Start of Text section

In 2002, Mr. Tsvangirai was charged with treason and had
the threat of the
death penalty hanging over him for two years before he was
acquitted.
Mr. Tsvangirai has said repeatedly over the past week that he
would return
imminently to Zimbabwe, and made that pledge again yesterday,
saying it is a
matter "of days, not weeks," but that before he goes to
Harare and possible
arrest, he must continue the shuttle diplomacy that he
now views as the
strategy most likely to unseat Mr. Mugabe, who has ruled
Zimbabwe since its
independence in 1980.
"We want to cut the
umbilical cord of Mugabe with Africa," he said. "I am
certain that those who
will … remain with Mugabe will be those rogue
states."
He said he was
making "big progress" on this task, and taking heart from an
emerging split
in the Southern African Development Community, the top
regional body. For
SADC, "even to disagree is progress," he said.

End of Text section
Start of Supplied records

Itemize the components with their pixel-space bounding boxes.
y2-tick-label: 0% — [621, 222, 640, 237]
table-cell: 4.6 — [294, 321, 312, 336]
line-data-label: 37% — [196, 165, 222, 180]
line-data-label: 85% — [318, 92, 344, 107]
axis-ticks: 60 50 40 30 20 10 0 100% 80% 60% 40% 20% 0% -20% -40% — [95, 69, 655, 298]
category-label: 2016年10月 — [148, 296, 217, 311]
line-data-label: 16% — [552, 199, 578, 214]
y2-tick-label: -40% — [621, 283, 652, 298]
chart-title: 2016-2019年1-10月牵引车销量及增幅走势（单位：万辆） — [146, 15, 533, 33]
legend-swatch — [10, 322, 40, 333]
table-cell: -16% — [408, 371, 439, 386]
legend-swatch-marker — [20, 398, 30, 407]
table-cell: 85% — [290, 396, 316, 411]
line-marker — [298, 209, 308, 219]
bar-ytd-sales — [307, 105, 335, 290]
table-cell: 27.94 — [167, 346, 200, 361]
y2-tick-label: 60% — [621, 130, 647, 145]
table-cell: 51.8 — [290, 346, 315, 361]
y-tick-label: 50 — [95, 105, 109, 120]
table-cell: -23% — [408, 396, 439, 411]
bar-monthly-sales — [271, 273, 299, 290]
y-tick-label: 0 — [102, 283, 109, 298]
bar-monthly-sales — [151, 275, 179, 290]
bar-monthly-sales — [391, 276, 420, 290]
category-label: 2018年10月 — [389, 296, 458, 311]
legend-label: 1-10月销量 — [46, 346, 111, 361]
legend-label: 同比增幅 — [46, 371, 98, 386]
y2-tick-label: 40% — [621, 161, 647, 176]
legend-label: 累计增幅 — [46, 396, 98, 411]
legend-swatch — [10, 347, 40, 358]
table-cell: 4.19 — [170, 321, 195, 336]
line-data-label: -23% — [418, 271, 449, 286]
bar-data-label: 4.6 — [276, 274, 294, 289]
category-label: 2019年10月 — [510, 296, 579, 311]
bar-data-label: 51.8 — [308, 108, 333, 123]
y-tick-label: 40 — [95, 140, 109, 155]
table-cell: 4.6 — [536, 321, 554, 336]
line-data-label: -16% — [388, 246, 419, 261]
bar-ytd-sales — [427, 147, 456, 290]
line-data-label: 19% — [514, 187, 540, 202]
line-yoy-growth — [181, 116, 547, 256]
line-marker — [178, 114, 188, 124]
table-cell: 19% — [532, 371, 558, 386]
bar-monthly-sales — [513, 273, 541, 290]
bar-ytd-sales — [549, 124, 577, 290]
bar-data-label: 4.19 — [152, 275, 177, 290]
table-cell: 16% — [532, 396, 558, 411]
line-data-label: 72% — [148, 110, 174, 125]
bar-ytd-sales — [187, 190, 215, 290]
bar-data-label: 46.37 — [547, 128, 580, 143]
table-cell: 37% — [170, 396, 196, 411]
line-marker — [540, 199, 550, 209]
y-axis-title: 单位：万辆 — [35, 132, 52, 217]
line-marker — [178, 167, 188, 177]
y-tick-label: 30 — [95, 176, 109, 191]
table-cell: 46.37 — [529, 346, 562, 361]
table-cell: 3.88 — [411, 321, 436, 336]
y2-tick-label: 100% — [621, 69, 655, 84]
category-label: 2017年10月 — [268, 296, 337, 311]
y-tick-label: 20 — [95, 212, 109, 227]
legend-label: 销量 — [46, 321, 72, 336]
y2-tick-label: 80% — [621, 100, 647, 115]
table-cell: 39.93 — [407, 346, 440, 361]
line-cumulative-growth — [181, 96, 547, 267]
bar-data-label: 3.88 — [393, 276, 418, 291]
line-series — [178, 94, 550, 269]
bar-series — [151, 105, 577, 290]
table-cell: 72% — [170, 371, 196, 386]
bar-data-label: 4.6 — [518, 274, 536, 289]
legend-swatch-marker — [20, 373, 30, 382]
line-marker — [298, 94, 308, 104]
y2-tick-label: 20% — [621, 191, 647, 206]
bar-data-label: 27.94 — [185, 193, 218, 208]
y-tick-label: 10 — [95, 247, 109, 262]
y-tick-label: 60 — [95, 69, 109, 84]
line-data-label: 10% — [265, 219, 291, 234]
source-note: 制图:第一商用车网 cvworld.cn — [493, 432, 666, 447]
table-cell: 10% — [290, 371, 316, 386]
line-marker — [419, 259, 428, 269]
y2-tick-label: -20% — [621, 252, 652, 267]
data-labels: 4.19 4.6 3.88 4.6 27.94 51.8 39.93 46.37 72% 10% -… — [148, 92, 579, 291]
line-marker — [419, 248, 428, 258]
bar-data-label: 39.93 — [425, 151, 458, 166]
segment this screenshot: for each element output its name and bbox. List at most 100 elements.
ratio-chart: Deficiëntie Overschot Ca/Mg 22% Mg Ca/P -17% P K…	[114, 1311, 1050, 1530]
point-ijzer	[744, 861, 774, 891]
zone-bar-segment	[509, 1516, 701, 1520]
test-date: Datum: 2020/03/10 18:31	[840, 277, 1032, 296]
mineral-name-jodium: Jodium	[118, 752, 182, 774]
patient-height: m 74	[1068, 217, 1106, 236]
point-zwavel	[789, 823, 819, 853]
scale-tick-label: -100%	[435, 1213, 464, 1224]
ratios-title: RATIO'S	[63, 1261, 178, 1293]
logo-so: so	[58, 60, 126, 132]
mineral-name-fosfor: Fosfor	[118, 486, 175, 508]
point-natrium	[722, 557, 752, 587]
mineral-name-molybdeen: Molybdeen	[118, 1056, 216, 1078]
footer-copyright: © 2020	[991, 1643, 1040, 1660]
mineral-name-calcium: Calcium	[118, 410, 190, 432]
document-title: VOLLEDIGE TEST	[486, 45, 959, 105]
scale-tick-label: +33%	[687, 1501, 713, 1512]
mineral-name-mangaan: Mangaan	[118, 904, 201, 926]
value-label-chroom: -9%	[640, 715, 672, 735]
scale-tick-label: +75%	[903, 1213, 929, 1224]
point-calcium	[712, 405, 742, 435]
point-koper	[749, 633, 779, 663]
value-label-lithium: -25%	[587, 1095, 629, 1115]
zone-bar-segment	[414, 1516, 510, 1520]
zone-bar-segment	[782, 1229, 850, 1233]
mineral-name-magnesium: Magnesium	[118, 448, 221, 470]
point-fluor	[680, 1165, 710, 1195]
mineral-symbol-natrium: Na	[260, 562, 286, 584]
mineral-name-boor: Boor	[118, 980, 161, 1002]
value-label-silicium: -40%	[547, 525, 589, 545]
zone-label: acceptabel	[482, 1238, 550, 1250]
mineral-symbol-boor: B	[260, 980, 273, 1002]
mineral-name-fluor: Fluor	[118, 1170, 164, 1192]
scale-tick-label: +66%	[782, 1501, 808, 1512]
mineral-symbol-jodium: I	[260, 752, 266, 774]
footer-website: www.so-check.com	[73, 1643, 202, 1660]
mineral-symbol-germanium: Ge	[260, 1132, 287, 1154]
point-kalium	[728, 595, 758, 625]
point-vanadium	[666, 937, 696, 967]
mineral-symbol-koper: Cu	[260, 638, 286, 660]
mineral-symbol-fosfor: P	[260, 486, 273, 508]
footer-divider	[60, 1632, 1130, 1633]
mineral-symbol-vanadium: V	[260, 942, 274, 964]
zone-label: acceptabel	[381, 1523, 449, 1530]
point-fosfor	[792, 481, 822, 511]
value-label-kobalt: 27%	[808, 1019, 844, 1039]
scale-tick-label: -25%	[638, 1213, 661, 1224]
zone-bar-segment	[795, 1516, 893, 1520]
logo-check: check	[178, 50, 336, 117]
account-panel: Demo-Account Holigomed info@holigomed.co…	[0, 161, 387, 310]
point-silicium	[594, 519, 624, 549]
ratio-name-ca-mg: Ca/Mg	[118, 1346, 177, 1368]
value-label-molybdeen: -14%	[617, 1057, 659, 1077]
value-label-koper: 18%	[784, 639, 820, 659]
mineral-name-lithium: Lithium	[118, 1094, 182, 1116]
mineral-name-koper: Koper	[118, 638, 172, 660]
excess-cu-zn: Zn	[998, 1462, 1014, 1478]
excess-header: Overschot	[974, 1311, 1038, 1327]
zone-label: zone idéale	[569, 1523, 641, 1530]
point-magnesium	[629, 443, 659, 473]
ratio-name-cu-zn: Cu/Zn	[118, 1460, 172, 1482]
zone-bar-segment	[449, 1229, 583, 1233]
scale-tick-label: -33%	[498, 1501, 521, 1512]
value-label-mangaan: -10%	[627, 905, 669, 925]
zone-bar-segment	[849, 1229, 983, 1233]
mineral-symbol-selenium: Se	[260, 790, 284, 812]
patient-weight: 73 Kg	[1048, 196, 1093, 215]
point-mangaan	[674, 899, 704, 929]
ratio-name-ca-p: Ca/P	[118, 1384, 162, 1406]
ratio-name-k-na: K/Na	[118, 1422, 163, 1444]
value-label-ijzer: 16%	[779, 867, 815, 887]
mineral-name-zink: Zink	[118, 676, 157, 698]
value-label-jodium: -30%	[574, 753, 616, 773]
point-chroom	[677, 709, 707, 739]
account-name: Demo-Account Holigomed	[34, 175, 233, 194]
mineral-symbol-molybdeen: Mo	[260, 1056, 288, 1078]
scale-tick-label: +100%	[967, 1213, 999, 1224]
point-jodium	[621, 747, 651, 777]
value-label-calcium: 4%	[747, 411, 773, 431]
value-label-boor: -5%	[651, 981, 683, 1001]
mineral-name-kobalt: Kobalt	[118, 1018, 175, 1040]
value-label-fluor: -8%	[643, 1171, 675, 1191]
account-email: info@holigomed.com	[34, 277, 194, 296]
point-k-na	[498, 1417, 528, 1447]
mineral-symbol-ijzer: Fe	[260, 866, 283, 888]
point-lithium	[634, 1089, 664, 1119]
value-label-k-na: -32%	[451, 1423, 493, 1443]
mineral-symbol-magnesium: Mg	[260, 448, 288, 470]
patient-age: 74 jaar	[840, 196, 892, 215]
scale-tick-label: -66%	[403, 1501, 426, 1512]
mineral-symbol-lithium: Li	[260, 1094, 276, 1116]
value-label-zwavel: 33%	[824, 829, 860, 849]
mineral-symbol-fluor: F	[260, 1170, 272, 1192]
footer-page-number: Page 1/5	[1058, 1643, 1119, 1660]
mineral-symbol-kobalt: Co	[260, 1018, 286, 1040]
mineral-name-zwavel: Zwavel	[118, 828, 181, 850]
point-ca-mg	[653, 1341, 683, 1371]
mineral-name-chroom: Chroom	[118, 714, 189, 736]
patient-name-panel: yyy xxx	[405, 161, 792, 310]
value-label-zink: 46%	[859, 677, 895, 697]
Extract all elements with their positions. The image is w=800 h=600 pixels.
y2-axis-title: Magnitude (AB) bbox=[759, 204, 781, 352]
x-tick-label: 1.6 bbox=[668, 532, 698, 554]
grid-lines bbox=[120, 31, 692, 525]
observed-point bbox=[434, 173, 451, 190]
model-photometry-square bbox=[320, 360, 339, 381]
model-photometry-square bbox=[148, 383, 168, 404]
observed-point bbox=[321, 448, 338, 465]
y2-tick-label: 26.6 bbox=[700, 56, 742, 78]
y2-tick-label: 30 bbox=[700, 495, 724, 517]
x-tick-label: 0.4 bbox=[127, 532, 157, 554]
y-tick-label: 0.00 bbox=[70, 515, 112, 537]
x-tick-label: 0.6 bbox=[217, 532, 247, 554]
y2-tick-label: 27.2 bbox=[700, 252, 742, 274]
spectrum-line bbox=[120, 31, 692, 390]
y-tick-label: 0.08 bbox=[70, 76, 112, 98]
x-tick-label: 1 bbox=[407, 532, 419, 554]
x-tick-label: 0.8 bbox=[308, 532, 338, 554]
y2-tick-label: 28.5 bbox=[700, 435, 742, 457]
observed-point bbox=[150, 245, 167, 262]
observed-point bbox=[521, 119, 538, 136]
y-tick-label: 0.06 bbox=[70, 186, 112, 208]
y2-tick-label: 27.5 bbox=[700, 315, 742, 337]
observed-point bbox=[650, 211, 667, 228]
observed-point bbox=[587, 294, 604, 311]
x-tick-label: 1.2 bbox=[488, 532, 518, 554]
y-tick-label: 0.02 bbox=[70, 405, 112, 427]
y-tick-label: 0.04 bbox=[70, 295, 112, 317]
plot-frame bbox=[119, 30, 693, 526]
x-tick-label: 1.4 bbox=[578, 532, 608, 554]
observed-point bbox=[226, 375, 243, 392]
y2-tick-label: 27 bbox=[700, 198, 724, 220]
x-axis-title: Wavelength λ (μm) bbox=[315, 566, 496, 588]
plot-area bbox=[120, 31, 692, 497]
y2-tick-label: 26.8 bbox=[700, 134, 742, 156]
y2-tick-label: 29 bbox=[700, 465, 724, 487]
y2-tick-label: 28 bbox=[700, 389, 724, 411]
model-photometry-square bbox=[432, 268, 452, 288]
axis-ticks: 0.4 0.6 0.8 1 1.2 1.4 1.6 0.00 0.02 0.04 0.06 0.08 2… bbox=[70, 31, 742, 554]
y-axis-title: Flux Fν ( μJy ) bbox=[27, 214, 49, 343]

End of Supplied records

Instructions:
A – List every direct quotation that the passage about Mr. Tsvangirai gives in quotation marks.
B – Repeat word for word the stretch of the passage about Mr. Tsvangirai that opens with the words containing "Mr. Tsvangirai has" and closes with "independence in 1980.".
The rows have no connection to the passage about Mr. Tsvangirai.

Results for each task:
A –
- "of days, not weeks"
- "We want to cut the umbilical cord of Mugabe with Africa"
- "I am certain that those who will … remain with Mugabe will be those rogue states."
- "big progress"
- "even to disagree is progress"

B –
Mr. Tsvangirai has said repeatedly over the past week that he
would return
imminently to Zimbabwe, and made that pledge again yesterday,
saying it is a
matter "of days, not weeks," but that before he goes to
Harare and possible
arrest, he must continue the shuttle diplomacy that he
now views as the
strategy most likely to unseat Mr. Mugabe, who has ruled
Zimbabwe since its
independence in 1980.